■ The problem: Look through the material below for "this". Copy every line that contains it.

begin Supplied material

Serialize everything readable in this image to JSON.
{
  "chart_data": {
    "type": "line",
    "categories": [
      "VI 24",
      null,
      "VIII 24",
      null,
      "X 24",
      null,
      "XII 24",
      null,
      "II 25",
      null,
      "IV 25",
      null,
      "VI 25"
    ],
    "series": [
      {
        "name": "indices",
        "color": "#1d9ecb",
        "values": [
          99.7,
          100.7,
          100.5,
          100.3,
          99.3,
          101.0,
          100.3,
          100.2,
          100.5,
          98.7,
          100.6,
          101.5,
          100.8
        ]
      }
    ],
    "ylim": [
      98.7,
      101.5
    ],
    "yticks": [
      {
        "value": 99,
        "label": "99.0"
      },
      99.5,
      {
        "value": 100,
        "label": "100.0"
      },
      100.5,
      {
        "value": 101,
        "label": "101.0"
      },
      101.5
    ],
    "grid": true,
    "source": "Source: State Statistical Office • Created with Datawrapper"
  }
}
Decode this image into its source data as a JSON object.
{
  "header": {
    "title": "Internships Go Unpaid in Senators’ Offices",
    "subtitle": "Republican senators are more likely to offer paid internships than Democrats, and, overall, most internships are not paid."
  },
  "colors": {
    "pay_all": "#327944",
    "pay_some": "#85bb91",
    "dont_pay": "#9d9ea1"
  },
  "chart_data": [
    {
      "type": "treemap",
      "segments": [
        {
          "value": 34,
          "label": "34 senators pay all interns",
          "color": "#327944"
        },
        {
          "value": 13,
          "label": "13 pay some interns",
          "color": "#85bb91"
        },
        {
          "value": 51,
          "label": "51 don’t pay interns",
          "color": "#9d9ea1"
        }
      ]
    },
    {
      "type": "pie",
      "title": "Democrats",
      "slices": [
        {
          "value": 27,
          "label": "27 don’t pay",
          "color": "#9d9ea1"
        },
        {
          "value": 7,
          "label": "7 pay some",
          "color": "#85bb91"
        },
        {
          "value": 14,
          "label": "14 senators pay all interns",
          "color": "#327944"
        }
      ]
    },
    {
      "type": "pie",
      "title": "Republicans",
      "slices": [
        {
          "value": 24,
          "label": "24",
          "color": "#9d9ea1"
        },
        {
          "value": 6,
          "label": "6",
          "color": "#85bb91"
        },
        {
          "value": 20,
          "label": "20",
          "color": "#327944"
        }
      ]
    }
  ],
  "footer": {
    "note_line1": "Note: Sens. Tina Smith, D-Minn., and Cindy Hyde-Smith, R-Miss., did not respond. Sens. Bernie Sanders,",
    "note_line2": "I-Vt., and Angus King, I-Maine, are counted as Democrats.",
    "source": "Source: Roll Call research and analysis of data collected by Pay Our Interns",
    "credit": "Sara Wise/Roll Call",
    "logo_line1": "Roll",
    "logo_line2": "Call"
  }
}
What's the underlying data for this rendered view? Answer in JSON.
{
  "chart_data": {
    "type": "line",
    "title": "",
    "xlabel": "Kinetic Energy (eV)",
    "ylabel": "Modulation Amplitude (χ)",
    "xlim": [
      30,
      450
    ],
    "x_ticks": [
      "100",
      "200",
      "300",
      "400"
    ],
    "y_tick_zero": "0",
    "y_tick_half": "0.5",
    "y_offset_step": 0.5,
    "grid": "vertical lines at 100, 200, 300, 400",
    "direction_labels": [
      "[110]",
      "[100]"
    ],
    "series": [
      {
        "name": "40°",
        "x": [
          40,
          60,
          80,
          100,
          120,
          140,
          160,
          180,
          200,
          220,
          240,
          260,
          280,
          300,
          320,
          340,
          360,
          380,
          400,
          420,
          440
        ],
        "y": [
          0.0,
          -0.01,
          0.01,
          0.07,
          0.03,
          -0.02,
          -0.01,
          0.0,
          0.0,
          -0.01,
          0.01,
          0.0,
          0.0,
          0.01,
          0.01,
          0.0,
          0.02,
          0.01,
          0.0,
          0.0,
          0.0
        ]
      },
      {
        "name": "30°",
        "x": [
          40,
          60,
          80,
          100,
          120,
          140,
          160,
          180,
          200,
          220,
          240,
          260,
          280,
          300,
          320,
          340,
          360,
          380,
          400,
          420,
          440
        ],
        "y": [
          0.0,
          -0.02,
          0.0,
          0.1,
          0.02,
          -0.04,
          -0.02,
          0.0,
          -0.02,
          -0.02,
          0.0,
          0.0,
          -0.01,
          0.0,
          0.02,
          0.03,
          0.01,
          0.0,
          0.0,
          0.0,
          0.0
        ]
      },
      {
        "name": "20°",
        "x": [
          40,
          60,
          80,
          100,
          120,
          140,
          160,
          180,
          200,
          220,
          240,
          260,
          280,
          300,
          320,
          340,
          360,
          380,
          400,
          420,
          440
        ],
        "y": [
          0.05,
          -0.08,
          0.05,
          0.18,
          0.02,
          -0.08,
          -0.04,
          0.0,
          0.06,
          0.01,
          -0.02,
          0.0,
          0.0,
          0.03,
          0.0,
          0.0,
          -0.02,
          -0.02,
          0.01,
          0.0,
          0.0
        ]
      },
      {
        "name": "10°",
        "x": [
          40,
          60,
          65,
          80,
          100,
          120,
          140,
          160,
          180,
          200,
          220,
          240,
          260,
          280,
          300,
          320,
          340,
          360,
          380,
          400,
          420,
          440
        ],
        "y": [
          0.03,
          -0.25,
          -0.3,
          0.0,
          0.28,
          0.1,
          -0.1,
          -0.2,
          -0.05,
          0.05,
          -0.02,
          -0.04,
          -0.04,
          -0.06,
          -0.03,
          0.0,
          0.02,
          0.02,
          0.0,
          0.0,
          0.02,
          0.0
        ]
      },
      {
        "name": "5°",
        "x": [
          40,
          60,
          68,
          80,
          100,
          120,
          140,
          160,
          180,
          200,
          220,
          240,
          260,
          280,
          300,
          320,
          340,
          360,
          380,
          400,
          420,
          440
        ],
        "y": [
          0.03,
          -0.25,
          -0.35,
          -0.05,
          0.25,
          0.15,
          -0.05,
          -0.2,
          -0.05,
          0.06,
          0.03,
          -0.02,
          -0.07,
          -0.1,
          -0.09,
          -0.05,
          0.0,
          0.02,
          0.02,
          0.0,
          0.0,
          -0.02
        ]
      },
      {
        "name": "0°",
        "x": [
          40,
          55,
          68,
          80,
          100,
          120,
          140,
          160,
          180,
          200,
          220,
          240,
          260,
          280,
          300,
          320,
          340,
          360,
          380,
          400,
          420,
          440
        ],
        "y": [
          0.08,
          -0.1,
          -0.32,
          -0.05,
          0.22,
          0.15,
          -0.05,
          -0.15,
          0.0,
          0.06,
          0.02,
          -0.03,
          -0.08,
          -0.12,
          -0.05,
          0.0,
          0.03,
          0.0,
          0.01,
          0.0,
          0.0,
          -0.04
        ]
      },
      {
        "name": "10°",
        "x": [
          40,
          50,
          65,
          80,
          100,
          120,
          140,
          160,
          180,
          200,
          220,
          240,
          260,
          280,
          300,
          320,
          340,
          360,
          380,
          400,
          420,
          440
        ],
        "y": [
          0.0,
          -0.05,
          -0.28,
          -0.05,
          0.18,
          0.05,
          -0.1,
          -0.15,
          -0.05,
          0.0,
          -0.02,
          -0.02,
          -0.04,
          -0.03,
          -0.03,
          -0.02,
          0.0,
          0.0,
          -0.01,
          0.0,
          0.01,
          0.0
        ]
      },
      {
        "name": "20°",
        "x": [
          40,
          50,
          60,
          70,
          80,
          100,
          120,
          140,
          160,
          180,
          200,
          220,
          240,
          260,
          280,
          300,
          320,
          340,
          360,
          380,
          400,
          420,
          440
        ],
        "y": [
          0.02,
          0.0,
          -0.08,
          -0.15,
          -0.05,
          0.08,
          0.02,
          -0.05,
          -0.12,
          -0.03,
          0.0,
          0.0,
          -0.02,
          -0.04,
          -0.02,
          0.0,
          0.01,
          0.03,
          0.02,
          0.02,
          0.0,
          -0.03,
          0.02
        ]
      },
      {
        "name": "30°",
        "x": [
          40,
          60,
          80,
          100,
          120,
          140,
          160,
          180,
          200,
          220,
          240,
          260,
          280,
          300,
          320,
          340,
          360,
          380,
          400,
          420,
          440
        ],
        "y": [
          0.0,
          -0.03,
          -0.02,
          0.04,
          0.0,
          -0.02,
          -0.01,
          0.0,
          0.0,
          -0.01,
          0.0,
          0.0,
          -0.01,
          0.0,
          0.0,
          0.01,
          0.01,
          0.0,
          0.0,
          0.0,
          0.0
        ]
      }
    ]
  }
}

end Supplied material

■ Output:
Serialize everything readable in this image to JSON.
Decode this image into its source data as a JSON object.
What's the underlying data for this rendered view? Answer in JSON.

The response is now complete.